→ Stated goal: Check each line for the string "상담전화". Give only the count of lines that have it.

→ Data in this exercise:
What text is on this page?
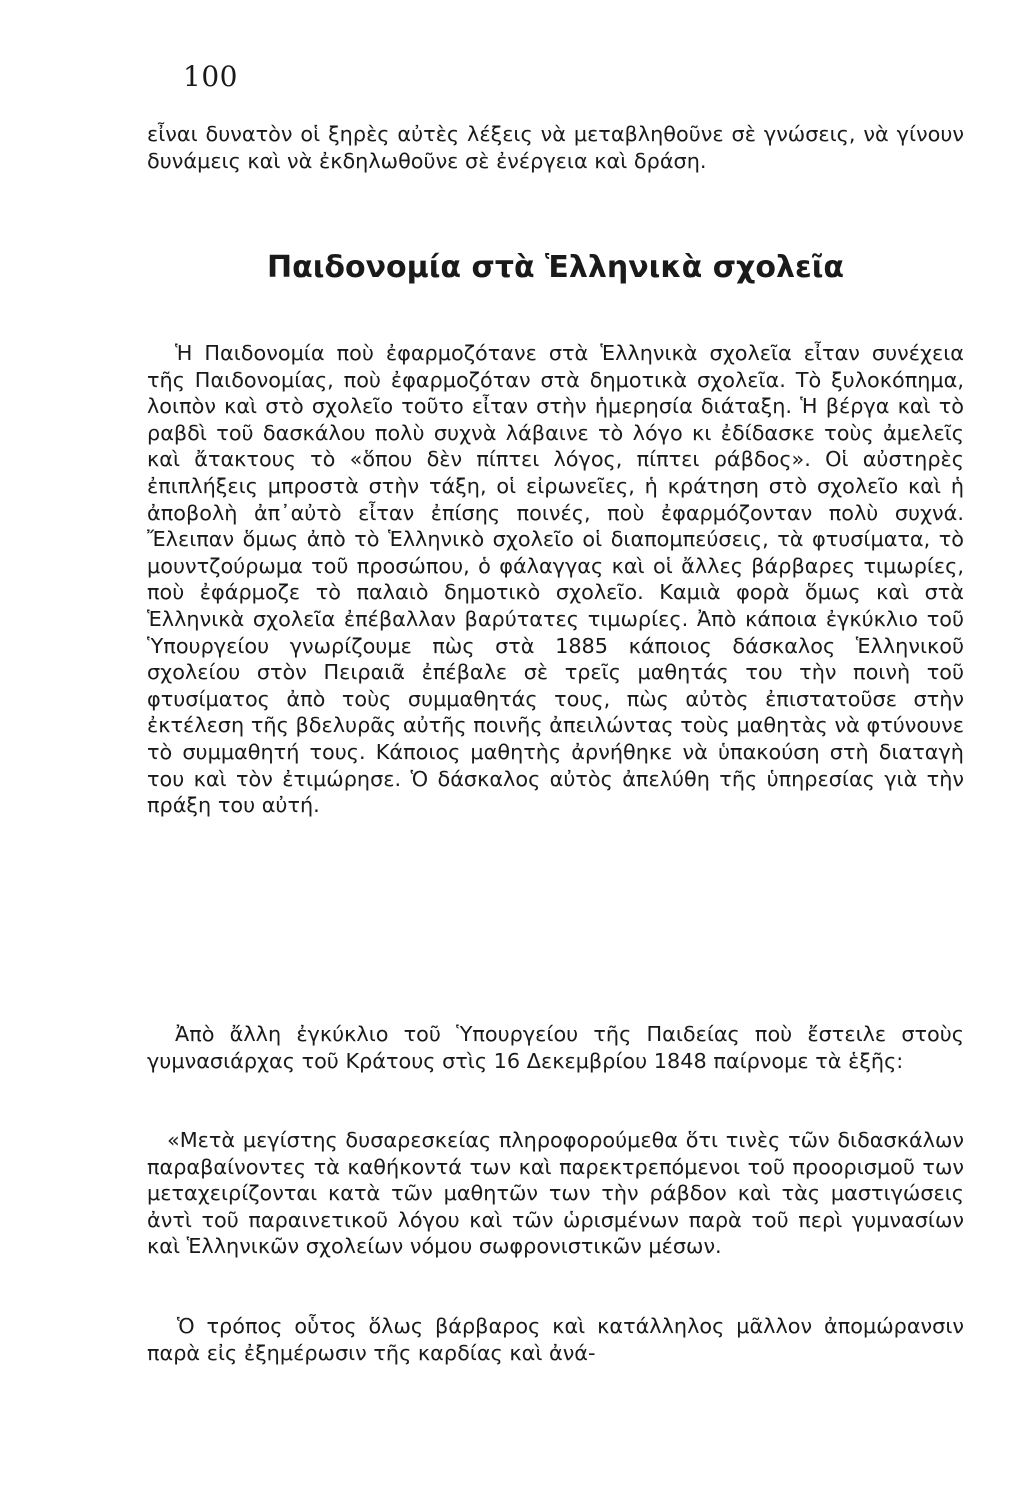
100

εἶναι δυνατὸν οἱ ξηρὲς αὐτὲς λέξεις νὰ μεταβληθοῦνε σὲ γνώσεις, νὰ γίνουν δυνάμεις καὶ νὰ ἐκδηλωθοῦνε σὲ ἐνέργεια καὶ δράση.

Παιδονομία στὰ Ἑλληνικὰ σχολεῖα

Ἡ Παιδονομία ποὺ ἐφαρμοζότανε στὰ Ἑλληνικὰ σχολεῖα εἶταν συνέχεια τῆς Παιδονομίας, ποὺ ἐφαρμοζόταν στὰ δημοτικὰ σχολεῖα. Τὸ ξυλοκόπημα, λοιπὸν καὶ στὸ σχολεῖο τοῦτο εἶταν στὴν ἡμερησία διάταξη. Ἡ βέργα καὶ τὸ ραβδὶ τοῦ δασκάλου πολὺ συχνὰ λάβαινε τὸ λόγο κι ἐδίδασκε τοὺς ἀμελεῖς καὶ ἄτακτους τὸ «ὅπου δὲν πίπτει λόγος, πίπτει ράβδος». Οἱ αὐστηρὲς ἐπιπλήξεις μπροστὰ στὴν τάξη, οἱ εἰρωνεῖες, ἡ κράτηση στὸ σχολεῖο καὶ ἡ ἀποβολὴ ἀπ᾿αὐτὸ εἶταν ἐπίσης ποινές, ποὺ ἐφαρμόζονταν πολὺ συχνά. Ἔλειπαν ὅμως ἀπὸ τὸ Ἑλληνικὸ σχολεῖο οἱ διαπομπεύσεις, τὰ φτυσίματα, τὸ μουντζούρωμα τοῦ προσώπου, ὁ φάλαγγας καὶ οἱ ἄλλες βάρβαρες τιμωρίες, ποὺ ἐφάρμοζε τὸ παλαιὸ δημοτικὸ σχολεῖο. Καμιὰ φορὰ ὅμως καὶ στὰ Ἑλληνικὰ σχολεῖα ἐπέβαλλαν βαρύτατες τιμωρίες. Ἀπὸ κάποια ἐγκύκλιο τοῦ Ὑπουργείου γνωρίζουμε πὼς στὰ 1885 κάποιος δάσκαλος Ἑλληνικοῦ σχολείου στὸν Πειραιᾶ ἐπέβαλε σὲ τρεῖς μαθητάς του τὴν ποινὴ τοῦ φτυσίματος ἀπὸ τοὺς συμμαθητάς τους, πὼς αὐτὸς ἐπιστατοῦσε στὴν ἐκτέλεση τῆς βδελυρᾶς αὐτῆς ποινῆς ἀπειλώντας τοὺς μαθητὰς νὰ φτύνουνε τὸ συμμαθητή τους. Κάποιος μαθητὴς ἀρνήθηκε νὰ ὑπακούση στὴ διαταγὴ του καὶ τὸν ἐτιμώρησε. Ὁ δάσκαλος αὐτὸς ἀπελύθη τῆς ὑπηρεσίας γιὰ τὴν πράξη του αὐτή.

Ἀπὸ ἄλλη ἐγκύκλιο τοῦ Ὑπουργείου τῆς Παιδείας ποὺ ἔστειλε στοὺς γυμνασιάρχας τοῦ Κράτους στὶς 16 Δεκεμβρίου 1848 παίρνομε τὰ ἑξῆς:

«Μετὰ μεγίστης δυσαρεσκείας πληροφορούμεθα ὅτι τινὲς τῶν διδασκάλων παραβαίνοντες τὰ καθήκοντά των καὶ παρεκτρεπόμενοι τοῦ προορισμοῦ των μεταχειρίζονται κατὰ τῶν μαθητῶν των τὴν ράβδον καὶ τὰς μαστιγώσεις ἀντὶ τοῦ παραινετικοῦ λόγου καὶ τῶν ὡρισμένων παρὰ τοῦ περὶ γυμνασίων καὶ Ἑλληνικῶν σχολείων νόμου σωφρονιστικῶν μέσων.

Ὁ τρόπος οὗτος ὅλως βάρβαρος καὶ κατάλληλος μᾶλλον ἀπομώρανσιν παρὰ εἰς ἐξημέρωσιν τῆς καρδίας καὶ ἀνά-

--

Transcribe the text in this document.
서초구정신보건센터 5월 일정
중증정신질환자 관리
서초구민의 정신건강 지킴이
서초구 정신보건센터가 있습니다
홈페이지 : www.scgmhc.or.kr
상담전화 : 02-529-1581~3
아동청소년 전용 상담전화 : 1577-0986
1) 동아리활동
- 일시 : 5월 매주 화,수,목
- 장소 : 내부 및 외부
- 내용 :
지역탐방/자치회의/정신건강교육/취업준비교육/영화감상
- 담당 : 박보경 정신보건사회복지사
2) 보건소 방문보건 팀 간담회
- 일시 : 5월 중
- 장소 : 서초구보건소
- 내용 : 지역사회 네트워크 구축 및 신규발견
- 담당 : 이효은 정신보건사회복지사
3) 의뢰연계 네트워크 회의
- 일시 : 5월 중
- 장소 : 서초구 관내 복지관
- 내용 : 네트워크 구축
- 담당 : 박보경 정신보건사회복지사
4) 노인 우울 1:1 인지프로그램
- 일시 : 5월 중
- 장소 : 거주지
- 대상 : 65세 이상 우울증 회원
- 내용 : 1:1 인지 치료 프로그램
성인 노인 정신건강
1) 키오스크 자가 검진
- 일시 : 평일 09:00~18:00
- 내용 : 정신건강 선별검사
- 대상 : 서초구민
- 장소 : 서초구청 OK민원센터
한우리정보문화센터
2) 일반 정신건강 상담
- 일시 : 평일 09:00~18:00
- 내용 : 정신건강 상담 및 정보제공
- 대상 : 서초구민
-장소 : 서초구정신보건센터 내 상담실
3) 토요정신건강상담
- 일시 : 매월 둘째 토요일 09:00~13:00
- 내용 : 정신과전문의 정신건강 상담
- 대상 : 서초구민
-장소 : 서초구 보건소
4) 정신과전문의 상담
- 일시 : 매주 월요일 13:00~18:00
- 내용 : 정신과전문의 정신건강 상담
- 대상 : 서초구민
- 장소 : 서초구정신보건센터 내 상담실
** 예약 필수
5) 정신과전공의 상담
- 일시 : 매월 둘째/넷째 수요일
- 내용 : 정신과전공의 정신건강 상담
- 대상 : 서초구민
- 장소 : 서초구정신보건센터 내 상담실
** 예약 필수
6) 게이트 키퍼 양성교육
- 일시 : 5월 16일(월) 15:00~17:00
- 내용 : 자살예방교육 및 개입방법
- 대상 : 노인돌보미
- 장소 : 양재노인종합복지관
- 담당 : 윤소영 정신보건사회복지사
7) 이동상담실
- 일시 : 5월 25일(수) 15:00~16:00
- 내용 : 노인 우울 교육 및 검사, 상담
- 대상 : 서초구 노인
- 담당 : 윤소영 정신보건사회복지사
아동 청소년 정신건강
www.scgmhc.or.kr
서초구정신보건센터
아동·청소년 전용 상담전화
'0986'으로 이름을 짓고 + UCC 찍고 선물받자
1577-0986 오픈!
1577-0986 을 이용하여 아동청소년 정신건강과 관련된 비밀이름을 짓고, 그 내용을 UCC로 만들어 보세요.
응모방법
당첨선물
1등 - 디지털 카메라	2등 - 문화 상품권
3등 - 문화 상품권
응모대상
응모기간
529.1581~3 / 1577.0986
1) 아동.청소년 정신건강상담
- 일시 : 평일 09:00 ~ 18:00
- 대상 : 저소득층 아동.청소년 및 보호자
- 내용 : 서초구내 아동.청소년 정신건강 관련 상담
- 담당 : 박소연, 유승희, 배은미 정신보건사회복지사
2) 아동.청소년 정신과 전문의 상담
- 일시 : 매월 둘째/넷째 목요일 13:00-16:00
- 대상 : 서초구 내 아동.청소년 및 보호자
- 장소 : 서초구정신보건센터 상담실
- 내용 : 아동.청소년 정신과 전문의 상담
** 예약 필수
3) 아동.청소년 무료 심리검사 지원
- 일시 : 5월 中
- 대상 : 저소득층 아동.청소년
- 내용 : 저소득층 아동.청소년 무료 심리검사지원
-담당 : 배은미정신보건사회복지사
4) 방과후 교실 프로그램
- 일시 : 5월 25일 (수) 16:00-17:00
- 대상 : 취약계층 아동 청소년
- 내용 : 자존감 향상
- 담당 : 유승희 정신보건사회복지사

→ Result below: 3